Read the lines that follow and pick out every one containing the word "memiliki".
***** EXERCISE MATERIAL *****
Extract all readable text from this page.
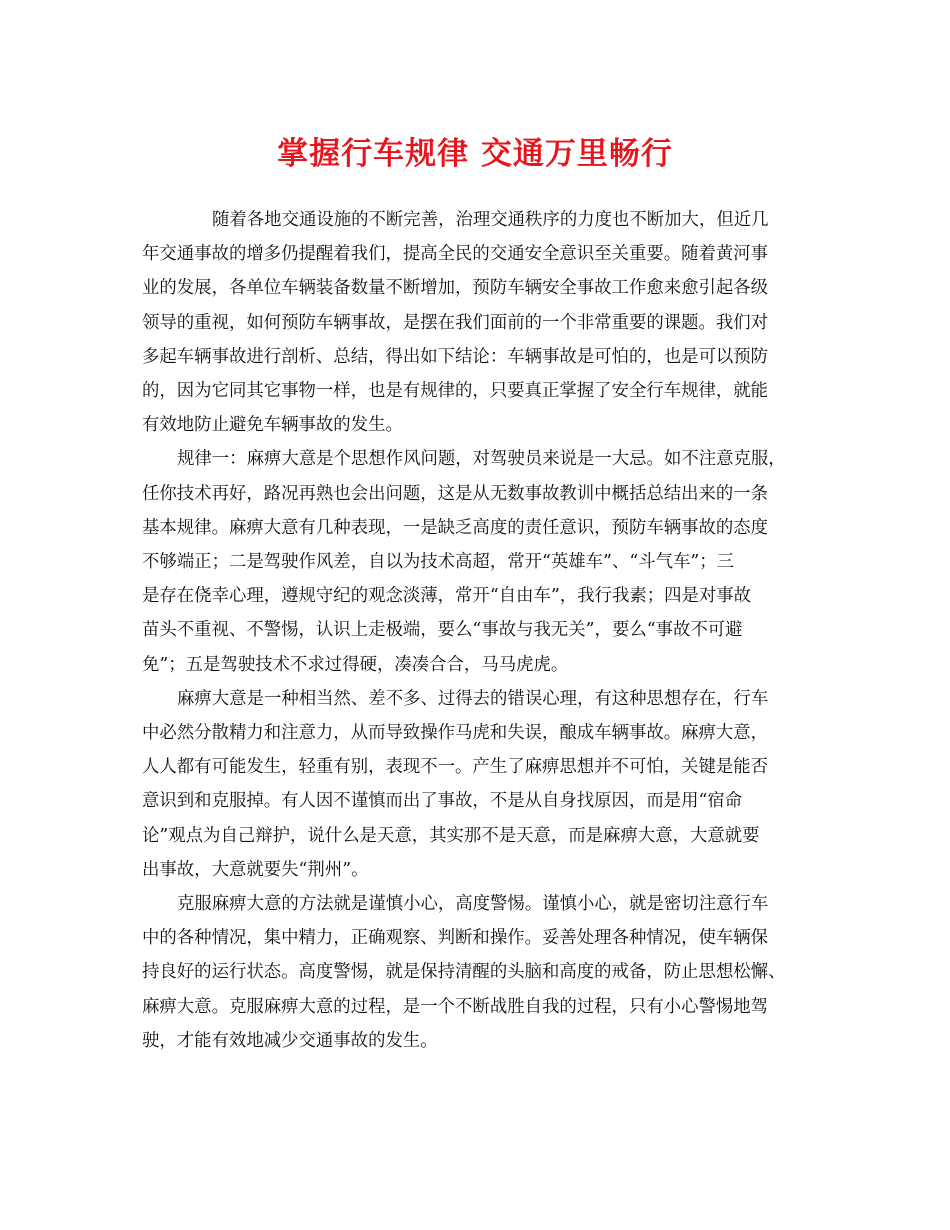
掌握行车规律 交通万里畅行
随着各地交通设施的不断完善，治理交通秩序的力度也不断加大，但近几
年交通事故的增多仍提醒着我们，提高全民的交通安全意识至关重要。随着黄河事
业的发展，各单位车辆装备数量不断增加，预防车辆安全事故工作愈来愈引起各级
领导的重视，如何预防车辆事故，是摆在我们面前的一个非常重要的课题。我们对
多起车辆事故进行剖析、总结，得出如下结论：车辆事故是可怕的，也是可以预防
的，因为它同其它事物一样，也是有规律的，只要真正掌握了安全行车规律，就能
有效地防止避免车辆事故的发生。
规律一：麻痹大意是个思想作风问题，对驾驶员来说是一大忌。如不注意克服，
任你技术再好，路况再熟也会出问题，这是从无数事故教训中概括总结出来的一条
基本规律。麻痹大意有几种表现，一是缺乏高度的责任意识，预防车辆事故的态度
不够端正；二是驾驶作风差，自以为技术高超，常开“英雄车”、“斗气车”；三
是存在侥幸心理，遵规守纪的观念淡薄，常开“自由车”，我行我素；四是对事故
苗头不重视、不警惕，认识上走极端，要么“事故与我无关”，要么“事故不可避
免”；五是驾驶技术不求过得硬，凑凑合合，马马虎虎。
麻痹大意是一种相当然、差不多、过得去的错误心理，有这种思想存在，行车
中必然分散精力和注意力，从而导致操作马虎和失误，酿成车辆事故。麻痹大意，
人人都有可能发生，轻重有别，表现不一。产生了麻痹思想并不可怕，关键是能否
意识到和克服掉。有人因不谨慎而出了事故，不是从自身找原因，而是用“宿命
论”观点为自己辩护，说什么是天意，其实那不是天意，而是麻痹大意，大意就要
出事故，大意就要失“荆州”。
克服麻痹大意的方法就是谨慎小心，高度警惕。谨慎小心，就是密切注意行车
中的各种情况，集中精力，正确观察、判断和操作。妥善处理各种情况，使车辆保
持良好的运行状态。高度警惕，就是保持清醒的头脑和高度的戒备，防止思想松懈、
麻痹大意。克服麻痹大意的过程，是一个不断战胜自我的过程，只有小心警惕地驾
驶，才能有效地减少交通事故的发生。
*****
***** EXERCISE MATERIAL *****
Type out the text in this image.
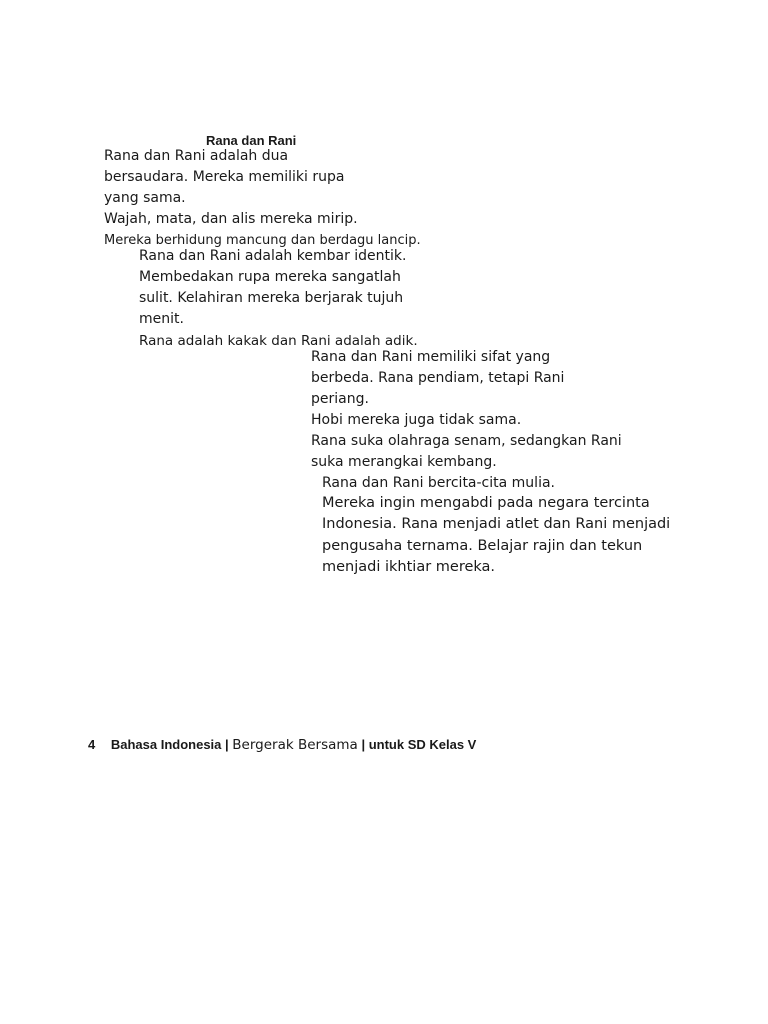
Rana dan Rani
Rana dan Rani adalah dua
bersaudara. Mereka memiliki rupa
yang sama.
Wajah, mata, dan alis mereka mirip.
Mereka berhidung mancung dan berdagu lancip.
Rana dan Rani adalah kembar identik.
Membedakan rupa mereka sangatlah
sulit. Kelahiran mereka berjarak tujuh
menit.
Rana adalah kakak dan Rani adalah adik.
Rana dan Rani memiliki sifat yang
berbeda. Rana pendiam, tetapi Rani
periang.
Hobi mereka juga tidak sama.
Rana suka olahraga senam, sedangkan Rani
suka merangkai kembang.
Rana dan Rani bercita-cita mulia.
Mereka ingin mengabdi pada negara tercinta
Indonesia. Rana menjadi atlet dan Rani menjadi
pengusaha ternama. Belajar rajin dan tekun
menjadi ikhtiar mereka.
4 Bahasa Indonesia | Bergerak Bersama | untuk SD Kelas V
*****
***** EXERCISE MATERIAL *****
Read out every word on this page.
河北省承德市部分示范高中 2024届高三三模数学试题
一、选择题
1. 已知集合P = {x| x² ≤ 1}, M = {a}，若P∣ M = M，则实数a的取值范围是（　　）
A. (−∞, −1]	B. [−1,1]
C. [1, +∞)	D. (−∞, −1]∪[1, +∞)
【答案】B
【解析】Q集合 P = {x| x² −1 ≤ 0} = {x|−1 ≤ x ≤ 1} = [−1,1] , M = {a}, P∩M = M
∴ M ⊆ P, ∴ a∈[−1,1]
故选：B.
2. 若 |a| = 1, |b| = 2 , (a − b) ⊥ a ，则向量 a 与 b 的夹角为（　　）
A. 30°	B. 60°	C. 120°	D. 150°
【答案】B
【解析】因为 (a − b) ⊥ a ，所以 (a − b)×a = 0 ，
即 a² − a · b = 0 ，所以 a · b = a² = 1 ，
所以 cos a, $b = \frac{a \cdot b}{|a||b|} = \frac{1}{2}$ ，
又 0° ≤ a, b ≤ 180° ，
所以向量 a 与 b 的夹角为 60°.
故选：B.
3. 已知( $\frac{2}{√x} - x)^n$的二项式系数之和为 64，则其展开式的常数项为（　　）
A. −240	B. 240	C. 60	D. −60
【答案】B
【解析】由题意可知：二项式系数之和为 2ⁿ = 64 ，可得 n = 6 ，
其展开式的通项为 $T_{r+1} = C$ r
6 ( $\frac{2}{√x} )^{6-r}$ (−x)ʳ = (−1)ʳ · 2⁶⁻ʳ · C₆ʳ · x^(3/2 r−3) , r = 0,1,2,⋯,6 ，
*****
- [TASK RESULT]:
bersaudara. Mereka memiliki rupa
Rana dan Rani memiliki sifat yang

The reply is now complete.